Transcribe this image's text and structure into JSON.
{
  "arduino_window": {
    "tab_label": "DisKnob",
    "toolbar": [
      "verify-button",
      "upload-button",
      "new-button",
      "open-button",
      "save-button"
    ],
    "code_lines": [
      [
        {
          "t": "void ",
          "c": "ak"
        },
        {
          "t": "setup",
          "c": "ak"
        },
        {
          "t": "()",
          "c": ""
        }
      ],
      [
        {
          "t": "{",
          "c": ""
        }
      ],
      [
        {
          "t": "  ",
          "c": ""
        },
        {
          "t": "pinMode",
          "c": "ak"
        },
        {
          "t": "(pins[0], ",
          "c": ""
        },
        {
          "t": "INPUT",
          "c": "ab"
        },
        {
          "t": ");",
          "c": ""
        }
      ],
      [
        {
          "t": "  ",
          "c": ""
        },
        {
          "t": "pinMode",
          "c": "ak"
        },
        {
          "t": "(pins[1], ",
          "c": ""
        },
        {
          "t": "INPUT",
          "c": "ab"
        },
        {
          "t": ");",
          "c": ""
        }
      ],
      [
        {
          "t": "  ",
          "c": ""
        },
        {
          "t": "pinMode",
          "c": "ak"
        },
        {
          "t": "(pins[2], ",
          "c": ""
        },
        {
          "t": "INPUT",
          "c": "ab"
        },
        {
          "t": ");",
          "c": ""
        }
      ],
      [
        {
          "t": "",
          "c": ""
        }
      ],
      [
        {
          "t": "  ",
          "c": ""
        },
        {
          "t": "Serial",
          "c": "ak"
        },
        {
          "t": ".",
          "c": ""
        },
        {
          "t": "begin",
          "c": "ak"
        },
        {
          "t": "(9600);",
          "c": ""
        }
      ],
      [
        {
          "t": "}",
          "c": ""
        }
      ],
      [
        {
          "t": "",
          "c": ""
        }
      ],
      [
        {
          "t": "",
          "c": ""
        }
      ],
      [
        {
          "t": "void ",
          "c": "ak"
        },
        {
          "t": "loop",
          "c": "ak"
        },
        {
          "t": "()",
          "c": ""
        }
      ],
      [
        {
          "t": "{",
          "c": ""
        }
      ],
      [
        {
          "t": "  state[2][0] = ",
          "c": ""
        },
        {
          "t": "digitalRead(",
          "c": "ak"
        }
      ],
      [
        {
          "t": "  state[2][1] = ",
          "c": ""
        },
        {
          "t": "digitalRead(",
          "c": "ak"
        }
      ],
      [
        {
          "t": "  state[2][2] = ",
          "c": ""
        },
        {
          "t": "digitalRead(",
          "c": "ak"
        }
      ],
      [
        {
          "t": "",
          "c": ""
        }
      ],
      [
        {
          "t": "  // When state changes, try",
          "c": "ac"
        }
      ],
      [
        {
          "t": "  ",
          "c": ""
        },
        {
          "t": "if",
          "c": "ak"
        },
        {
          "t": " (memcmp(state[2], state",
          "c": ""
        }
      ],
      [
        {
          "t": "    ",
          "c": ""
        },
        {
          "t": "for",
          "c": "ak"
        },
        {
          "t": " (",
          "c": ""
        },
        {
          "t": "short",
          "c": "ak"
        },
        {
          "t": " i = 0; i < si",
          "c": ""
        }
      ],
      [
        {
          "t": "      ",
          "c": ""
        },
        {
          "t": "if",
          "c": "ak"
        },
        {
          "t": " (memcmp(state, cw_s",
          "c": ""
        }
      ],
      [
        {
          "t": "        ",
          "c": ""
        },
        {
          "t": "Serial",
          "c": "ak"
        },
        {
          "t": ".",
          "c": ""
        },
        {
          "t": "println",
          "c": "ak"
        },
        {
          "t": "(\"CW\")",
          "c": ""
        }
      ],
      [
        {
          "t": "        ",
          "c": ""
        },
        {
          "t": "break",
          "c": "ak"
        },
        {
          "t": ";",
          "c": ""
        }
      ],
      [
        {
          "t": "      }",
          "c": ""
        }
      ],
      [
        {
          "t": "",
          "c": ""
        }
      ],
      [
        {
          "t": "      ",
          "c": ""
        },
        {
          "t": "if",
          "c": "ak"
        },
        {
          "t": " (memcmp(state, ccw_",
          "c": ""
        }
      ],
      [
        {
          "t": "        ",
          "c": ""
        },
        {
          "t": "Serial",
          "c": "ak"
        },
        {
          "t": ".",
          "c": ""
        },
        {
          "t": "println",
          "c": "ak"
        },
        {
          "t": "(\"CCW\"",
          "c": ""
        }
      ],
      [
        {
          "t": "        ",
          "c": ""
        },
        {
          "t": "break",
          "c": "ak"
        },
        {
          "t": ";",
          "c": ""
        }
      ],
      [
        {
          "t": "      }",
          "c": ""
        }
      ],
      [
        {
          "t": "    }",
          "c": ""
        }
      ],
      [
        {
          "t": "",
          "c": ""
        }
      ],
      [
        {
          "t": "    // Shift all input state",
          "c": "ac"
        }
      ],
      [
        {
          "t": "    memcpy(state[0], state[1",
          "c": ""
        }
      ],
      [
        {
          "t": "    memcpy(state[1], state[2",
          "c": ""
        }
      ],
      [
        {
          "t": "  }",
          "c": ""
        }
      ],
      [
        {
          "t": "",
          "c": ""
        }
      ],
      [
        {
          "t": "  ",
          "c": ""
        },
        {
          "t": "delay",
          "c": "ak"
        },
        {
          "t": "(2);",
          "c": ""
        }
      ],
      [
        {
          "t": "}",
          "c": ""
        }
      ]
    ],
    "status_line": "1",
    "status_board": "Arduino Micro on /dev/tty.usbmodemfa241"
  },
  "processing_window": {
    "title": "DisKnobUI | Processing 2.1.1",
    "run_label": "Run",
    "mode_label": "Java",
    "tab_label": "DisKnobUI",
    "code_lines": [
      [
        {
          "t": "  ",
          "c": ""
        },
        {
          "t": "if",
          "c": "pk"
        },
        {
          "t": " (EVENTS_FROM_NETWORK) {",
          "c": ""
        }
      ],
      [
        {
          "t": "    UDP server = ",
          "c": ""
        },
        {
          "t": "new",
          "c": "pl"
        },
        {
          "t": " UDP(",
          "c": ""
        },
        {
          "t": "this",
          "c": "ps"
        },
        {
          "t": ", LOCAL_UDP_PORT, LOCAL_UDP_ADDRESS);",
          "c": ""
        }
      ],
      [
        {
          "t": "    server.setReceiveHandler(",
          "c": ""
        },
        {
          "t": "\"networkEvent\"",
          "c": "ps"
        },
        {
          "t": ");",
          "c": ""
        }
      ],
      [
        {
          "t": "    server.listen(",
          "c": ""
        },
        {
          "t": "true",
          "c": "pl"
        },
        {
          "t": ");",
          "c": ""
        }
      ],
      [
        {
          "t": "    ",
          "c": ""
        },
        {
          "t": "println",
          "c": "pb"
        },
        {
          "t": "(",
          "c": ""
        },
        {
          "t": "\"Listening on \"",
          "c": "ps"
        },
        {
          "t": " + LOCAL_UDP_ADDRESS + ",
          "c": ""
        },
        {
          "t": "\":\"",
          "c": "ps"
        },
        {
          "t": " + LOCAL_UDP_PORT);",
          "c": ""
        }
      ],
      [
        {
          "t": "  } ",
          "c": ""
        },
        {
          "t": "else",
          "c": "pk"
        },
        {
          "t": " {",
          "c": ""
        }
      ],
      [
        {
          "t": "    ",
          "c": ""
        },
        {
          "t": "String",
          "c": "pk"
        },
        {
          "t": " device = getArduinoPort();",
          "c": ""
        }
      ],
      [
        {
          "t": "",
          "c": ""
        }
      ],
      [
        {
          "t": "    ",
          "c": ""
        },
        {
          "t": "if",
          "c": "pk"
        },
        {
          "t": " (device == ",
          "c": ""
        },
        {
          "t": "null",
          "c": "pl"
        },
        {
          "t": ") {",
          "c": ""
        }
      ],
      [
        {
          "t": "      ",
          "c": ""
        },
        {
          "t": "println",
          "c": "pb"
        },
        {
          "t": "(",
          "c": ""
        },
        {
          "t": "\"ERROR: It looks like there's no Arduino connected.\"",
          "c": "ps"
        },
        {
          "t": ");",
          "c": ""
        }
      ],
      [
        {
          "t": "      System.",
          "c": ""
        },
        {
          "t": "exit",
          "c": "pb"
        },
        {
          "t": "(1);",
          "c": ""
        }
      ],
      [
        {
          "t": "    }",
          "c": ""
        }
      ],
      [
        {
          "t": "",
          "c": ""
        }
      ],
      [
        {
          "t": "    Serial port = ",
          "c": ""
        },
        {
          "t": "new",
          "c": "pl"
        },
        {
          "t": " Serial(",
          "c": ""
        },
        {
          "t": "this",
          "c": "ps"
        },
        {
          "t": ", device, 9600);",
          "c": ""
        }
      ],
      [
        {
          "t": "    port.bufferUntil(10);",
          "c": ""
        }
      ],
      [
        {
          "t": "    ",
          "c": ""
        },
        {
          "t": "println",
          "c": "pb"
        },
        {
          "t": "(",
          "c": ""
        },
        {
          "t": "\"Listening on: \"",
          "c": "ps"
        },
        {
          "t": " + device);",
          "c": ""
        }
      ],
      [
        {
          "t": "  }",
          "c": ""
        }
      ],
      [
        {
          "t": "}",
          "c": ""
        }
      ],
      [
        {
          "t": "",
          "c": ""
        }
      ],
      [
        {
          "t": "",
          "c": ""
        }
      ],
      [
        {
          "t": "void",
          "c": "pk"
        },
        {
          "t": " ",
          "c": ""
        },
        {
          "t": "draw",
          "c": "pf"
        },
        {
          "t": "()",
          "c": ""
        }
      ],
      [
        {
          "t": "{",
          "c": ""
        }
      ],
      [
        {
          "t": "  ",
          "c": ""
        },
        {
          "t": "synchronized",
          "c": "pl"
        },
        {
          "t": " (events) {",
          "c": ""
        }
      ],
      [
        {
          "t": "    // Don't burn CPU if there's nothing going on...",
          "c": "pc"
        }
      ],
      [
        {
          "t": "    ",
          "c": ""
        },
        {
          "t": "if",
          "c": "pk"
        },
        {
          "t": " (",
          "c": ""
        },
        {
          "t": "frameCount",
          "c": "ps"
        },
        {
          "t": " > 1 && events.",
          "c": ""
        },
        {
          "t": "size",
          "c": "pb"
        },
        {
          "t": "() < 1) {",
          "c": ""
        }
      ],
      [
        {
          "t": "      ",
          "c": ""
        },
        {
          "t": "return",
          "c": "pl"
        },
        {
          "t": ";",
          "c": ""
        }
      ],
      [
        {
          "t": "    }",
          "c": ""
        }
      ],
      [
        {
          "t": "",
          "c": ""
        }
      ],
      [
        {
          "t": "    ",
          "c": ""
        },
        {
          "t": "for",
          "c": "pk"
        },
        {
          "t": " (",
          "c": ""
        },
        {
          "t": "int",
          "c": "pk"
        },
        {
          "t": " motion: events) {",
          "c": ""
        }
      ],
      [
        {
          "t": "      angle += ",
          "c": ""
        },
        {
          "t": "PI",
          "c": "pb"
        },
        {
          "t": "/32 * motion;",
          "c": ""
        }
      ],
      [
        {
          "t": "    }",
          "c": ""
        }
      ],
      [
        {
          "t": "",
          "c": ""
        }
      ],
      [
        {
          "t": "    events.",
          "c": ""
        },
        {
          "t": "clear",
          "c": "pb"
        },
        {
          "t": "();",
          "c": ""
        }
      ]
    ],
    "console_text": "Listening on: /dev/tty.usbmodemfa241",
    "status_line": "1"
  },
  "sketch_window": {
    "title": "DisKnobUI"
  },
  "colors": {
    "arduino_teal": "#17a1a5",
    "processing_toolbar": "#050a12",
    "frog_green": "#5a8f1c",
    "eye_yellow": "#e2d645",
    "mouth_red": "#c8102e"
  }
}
★ ★ ★ ★ ★
**Written exercise**:
List all lines from the entries that include the word "state".

**Completed exercise**:
          "t": "  state[2][0] = ",
          "t": "  state[2][1] = ",
          "t": "  state[2][2] = ",
          "t": "  // When state changes, try",
          "t": " (memcmp(state[2], state",
          "t": " (memcmp(state, cw_s",
          "t": " (memcmp(state, ccw_",
          "t": "    // Shift all input state",
          "t": "    memcpy(state[0], state[1",
          "t": "    memcpy(state[1], state[2",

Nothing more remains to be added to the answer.